┌─ Data extract
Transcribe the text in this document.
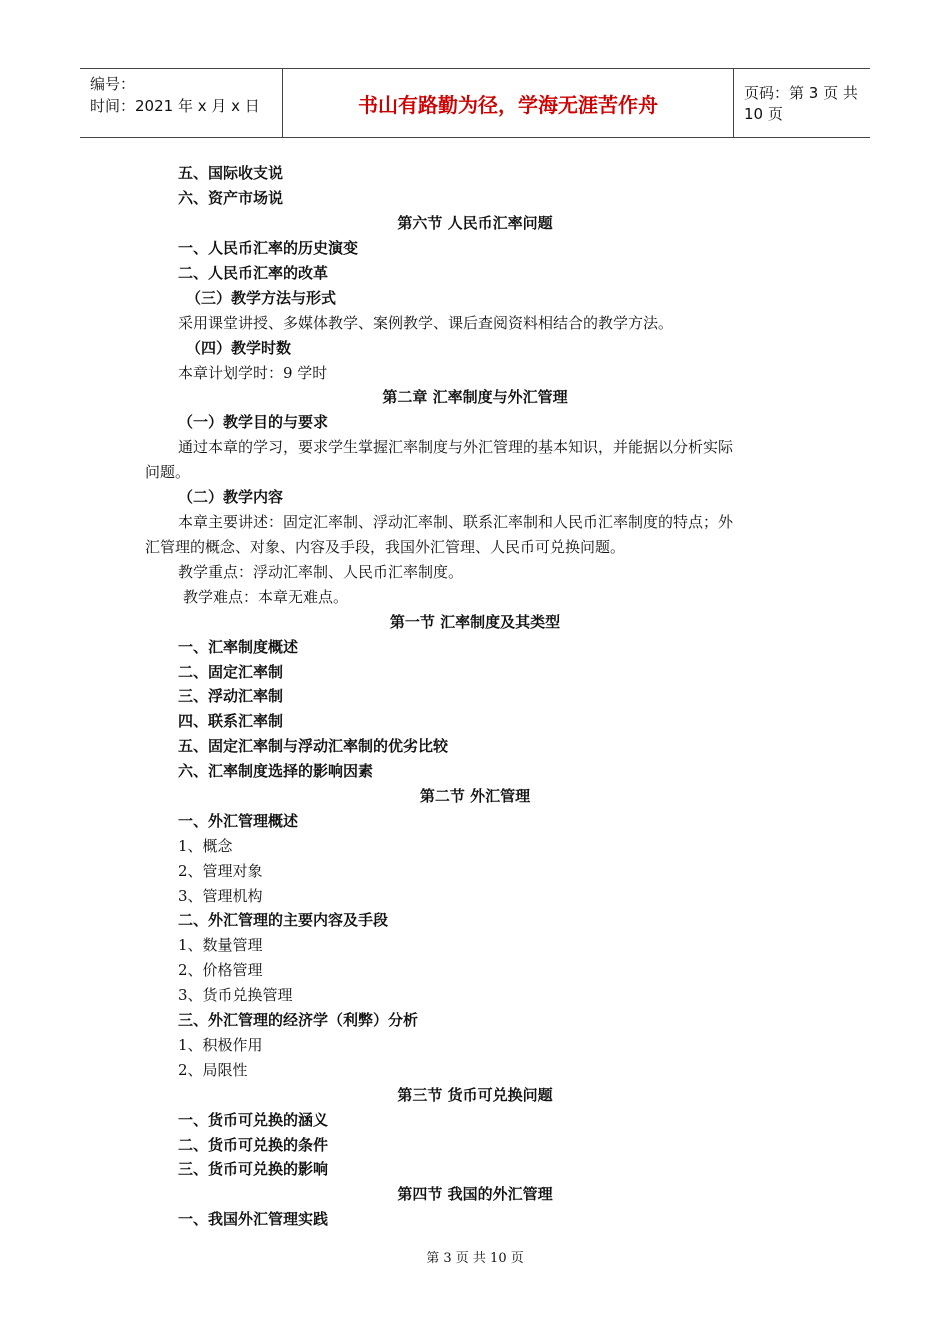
编号：
时间：2021 年 x 月 x 日	书山有路勤为径，学海无涯苦作舟	页码：第 3 页 共 10 页
五、国际收支说
六、资产市场说
第六节 人民币汇率问题
一、人民币汇率的历史演变
二、人民币汇率的改革
（三）教学方法与形式
采用课堂讲授、多媒体教学、案例教学、课后查阅资料相结合的教学方法。
（四）教学时数
本章计划学时：9 学时
第二章 汇率制度与外汇管理
（一）教学目的与要求
通过本章的学习，要求学生掌握汇率制度与外汇管理的基本知识，并能据以分析实际
问题。
（二）教学内容
本章主要讲述：固定汇率制、浮动汇率制、联系汇率制和人民币汇率制度的特点；外
汇管理的概念、对象、内容及手段，我国外汇管理、人民币可兑换问题。
教学重点：浮动汇率制、人民币汇率制度。
教学难点：本章无难点。
第一节 汇率制度及其类型
一、汇率制度概述
二、固定汇率制
三、浮动汇率制
四、联系汇率制
五、固定汇率制与浮动汇率制的优劣比较
六、汇率制度选择的影响因素
第二节 外汇管理
一、外汇管理概述
1、概念
2、管理对象
3、管理机构
二、外汇管理的主要内容及手段
1、数量管理
2、价格管理
3、货币兑换管理
三、外汇管理的经济学（利弊）分析
1、积极作用
2、局限性
第三节 货币可兑换问题
一、货币可兑换的涵义
二、货币可兑换的条件
三、货币可兑换的影响
第四节 我国的外汇管理
一、我国外汇管理实践
第 3 页 共 10 页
└─
- _To be done_: Reproduce each line of the records exactly, and omit every picture.

- _Answer to this problem_:
Transcribe the text in this document.
编号：
时间：2021 年 x 月 x 日	书山有路勤为径，学海无涯苦作舟	页码：第 3 页 共 10 页
五、国际收支说
六、资产市场说
第六节 人民币汇率问题
一、人民币汇率的历史演变
二、人民币汇率的改革
（三）教学方法与形式
采用课堂讲授、多媒体教学、案例教学、课后查阅资料相结合的教学方法。
（四）教学时数
本章计划学时：9 学时
第二章 汇率制度与外汇管理
（一）教学目的与要求
通过本章的学习，要求学生掌握汇率制度与外汇管理的基本知识，并能据以分析实际
问题。
（二）教学内容
本章主要讲述：固定汇率制、浮动汇率制、联系汇率制和人民币汇率制度的特点；外
汇管理的概念、对象、内容及手段，我国外汇管理、人民币可兑换问题。
教学重点：浮动汇率制、人民币汇率制度。
教学难点：本章无难点。
第一节 汇率制度及其类型
一、汇率制度概述
二、固定汇率制
三、浮动汇率制
四、联系汇率制
五、固定汇率制与浮动汇率制的优劣比较
六、汇率制度选择的影响因素
第二节 外汇管理
一、外汇管理概述
1、概念
2、管理对象
3、管理机构
二、外汇管理的主要内容及手段
1、数量管理
2、价格管理
3、货币兑换管理
三、外汇管理的经济学（利弊）分析
1、积极作用
2、局限性
第三节 货币可兑换问题
一、货币可兑换的涵义
二、货币可兑换的条件
三、货币可兑换的影响
第四节 我国的外汇管理
一、我国外汇管理实践
第 3 页 共 10 页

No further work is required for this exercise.